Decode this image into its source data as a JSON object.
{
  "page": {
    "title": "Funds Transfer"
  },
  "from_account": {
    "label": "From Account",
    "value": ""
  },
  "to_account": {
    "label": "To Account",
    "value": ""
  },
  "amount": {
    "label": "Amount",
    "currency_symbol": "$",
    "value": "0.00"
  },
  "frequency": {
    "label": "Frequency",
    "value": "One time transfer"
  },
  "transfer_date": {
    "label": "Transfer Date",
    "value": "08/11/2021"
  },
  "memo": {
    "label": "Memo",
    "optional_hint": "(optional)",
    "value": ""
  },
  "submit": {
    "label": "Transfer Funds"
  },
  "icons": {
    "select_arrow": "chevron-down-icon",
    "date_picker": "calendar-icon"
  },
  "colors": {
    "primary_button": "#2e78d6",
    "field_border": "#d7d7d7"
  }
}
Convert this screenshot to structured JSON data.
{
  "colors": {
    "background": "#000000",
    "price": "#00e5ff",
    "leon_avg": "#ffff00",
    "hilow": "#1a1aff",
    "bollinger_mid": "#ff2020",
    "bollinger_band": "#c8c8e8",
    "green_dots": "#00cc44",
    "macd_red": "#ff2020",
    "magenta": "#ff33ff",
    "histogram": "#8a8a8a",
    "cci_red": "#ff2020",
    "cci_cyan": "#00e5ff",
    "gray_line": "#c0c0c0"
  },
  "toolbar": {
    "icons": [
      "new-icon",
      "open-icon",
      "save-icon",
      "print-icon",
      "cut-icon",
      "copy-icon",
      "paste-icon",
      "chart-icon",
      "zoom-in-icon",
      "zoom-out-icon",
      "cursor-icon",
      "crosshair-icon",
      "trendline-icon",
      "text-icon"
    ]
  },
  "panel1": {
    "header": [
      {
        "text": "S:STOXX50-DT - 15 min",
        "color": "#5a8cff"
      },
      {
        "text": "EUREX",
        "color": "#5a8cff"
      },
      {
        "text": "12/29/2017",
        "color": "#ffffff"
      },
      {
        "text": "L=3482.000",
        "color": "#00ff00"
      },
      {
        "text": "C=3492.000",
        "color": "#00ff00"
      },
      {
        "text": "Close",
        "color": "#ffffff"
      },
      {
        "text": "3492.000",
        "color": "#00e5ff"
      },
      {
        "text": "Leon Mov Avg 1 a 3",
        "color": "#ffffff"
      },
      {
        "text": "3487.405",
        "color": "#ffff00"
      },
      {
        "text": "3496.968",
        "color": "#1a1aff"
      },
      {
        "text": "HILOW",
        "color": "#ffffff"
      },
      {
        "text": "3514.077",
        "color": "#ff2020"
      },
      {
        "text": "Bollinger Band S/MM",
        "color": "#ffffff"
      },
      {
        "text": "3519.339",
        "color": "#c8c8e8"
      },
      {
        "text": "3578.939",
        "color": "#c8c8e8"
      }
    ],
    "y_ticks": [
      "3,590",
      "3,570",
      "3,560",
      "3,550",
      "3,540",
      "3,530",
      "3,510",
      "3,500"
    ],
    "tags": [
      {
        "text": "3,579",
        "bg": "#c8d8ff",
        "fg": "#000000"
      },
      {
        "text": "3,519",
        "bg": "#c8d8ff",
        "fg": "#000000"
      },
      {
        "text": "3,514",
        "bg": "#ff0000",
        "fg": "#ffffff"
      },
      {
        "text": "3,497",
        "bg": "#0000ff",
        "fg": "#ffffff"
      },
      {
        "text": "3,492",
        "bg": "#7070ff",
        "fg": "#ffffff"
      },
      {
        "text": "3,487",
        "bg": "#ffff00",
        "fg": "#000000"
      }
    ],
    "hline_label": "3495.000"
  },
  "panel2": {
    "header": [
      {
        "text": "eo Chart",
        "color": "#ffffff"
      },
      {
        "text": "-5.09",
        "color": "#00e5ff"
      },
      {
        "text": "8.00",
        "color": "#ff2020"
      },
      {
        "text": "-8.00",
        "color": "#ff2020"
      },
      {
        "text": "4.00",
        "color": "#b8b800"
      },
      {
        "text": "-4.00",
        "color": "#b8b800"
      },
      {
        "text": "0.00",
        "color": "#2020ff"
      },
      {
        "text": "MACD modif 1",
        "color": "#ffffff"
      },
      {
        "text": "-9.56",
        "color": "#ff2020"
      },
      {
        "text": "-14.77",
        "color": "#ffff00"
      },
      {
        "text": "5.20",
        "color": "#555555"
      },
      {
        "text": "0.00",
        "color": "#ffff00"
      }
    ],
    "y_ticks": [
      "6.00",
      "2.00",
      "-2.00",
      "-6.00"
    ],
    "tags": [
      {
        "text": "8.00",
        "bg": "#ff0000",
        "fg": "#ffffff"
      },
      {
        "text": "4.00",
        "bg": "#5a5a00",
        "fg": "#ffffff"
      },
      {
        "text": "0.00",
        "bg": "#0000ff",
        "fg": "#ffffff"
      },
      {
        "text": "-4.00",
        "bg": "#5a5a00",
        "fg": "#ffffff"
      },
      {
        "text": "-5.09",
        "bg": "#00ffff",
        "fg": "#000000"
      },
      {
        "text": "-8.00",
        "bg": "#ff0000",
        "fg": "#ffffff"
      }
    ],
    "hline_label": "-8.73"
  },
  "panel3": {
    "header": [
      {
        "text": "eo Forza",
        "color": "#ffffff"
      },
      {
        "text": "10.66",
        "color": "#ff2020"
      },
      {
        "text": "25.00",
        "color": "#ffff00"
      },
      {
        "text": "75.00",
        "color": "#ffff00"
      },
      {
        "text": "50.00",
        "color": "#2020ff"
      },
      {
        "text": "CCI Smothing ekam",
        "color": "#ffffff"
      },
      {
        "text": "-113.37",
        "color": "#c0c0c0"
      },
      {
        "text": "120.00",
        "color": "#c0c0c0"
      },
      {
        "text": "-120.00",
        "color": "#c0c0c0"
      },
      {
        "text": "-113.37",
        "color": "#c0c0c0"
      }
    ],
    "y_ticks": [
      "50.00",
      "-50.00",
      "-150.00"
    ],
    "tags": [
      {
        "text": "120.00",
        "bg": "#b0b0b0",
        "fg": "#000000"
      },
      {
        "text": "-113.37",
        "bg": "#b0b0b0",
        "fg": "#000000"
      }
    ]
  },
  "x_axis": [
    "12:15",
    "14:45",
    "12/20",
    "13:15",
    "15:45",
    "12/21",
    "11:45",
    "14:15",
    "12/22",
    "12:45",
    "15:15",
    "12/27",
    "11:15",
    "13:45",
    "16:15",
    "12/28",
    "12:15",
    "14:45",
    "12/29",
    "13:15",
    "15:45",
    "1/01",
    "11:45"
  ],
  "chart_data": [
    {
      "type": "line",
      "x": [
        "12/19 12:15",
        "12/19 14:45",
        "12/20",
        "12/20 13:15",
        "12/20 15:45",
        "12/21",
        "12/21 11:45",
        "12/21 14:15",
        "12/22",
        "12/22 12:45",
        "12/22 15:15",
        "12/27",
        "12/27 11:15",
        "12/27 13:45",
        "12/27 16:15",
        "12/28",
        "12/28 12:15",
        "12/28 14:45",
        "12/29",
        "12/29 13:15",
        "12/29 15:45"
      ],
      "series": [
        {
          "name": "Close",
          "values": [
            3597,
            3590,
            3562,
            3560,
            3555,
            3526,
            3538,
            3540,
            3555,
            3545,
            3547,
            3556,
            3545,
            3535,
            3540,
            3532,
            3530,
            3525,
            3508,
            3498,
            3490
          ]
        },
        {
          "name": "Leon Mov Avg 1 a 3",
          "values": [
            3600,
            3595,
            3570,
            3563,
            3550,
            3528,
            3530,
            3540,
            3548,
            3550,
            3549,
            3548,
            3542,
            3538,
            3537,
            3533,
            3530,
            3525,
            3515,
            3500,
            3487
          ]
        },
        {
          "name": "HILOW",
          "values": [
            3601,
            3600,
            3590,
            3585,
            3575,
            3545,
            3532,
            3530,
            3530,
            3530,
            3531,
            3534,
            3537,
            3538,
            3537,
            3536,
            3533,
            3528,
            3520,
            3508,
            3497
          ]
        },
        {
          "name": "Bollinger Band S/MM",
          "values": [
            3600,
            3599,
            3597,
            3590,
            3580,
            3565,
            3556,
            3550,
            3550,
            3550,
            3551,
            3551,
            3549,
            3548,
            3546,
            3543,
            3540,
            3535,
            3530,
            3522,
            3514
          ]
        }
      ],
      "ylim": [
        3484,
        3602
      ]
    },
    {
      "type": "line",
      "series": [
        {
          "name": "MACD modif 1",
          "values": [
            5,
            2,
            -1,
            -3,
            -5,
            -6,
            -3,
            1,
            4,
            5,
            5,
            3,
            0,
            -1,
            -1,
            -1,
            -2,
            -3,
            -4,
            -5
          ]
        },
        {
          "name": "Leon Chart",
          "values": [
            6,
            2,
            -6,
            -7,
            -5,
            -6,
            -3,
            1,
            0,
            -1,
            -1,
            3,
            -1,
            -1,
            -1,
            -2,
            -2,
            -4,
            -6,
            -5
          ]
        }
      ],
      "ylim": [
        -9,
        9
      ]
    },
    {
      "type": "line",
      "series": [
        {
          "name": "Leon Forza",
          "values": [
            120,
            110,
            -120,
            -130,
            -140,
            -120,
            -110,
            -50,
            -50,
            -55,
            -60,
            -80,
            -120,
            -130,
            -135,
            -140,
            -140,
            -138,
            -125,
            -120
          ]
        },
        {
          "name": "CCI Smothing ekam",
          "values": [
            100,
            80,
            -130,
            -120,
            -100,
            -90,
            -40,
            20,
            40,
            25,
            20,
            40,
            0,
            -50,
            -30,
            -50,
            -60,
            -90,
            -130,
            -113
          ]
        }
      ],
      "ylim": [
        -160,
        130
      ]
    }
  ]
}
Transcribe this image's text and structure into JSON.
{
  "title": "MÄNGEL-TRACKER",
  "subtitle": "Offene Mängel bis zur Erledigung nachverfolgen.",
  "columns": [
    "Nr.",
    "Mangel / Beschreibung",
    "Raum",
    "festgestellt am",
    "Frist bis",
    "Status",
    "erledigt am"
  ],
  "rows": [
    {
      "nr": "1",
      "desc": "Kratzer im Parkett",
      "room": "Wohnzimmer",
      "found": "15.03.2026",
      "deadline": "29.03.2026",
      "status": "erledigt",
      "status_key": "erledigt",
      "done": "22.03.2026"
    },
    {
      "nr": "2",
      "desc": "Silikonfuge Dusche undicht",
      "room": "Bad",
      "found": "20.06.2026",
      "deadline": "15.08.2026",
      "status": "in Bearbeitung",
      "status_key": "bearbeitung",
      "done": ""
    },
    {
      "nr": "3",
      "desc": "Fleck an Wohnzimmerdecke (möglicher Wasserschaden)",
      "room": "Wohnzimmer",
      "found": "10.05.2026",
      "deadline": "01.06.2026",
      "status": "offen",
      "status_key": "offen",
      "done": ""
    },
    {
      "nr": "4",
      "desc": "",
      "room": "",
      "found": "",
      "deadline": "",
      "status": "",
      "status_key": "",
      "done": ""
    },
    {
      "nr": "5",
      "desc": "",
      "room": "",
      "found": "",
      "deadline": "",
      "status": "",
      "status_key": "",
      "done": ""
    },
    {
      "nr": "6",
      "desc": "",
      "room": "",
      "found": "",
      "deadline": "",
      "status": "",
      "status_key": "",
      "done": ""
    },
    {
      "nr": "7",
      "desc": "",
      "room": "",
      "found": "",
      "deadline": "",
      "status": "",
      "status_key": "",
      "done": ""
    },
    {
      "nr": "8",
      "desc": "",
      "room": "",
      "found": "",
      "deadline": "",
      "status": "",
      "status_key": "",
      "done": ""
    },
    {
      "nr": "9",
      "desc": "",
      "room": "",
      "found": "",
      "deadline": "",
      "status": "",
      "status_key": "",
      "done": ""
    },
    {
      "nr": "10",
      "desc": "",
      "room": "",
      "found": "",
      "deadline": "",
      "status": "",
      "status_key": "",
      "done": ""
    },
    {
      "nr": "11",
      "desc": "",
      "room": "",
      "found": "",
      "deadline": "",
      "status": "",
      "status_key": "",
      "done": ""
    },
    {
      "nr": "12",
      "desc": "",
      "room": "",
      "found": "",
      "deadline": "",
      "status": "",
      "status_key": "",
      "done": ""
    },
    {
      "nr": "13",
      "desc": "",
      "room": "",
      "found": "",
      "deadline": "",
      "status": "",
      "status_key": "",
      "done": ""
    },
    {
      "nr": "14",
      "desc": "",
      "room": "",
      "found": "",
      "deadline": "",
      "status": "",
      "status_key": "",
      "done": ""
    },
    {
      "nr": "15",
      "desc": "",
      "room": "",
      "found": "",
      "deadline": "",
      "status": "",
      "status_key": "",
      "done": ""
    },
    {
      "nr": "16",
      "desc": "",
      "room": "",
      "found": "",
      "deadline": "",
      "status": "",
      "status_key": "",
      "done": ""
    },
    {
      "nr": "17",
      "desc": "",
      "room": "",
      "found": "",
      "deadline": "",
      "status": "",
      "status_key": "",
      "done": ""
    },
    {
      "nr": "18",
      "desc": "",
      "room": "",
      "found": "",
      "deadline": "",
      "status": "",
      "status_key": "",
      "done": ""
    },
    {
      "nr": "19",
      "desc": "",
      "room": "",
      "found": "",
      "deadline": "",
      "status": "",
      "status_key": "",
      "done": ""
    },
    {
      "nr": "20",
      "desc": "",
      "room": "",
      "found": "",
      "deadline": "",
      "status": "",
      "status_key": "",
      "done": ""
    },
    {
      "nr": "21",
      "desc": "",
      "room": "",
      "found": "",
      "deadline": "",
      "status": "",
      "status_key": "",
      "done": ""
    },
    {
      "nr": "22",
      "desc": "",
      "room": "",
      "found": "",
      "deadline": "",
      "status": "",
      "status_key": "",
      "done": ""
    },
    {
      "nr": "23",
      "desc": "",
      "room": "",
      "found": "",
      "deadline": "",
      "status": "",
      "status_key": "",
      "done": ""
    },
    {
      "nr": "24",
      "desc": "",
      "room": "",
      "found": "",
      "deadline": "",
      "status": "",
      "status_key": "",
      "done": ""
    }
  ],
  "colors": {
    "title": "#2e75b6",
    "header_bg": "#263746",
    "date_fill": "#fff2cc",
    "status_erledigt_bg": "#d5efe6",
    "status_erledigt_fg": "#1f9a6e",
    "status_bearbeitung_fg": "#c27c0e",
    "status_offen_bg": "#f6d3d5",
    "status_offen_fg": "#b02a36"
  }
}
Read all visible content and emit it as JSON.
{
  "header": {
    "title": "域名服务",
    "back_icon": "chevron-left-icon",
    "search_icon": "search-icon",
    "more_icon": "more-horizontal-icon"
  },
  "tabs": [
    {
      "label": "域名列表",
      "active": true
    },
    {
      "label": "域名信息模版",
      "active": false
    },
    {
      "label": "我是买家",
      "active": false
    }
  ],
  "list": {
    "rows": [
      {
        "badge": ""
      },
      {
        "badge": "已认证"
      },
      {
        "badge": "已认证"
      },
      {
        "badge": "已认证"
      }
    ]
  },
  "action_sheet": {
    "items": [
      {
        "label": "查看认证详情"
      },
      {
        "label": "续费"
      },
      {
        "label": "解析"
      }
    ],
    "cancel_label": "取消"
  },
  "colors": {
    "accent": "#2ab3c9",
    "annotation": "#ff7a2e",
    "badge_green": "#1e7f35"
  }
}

# Exercise task
Return the lines beginning at the one that contains "Read all visible content and emit it as JSON." and continuing through the last line of the data, exactly as they stand and without any others.

# Exercise solution
Read all visible content and emit it as JSON.
{
  "header": {
    "title": "域名服务",
    "back_icon": "chevron-left-icon",
    "search_icon": "search-icon",
    "more_icon": "more-horizontal-icon"
  },
  "tabs": [
    {
      "label": "域名列表",
      "active": true
    },
    {
      "label": "域名信息模版",
      "active": false
    },
    {
      "label": "我是买家",
      "active": false
    }
  ],
  "list": {
    "rows": [
      {
        "badge": ""
      },
      {
        "badge": "已认证"
      },
      {
        "badge": "已认证"
      },
      {
        "badge": "已认证"
      }
    ]
  },
  "action_sheet": {
    "items": [
      {
        "label": "查看认证详情"
      },
      {
        "label": "续费"
      },
      {
        "label": "解析"
      }
    ],
    "cancel_label": "取消"
  },
  "colors": {
    "accent": "#2ab3c9",
    "annotation": "#ff7a2e",
    "badge_green": "#1e7f35"
  }
}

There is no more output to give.